**REQUEST:**
In full and without alteration, give the listing again.

**GIVEN ENTRIES:**
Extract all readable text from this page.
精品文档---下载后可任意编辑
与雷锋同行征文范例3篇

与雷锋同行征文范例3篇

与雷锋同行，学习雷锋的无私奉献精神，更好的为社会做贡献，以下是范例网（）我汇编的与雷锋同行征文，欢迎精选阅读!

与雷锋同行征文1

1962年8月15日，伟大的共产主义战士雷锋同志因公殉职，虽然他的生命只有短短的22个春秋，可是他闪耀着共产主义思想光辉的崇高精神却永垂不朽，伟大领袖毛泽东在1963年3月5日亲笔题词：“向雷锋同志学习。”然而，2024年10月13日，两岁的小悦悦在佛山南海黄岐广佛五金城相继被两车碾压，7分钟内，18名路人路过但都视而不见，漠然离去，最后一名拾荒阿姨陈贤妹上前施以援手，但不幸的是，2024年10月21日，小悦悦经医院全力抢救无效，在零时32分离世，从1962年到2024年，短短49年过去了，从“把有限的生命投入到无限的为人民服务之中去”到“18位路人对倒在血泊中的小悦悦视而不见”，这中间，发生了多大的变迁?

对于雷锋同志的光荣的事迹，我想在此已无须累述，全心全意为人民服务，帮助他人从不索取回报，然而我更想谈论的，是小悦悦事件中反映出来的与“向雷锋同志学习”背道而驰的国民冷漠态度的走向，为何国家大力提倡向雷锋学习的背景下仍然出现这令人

**EXERCISE RESULT:**
Extract all readable text from this page.
精品文档---下载后可任意编辑
与雷锋同行征文范例3篇

与雷锋同行征文范例3篇

与雷锋同行，学习雷锋的无私奉献精神，更好的为社会做贡献，以下是范例网（）我汇编的与雷锋同行征文，欢迎精选阅读!

与雷锋同行征文1

1962年8月15日，伟大的共产主义战士雷锋同志因公殉职，虽然他的生命只有短短的22个春秋，可是他闪耀着共产主义思想光辉的崇高精神却永垂不朽，伟大领袖毛泽东在1963年3月5日亲笔题词：“向雷锋同志学习。”然而，2024年10月13日，两岁的小悦悦在佛山南海黄岐广佛五金城相继被两车碾压，7分钟内，18名路人路过但都视而不见，漠然离去，最后一名拾荒阿姨陈贤妹上前施以援手，但不幸的是，2024年10月21日，小悦悦经医院全力抢救无效，在零时32分离世，从1962年到2024年，短短49年过去了，从“把有限的生命投入到无限的为人民服务之中去”到“18位路人对倒在血泊中的小悦悦视而不见”，这中间，发生了多大的变迁?

对于雷锋同志的光荣的事迹，我想在此已无须累述，全心全意为人民服务，帮助他人从不索取回报，然而我更想谈论的，是小悦悦事件中反映出来的与“向雷锋同志学习”背道而驰的国民冷漠态度的走向，为何国家大力提倡向雷锋学习的背景下仍然出现这令人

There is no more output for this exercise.